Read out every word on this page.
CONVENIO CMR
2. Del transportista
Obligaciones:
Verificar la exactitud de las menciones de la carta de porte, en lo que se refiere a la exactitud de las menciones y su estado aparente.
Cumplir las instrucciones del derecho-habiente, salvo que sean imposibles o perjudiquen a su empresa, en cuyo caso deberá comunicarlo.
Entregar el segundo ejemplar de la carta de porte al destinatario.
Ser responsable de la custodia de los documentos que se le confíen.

◆ ◆ ◆ ◆ ◆ ◆ ◆

> **Given instruction**: Count every line in the listing above that holds "carta", then report only the count.

> **Task response**: 2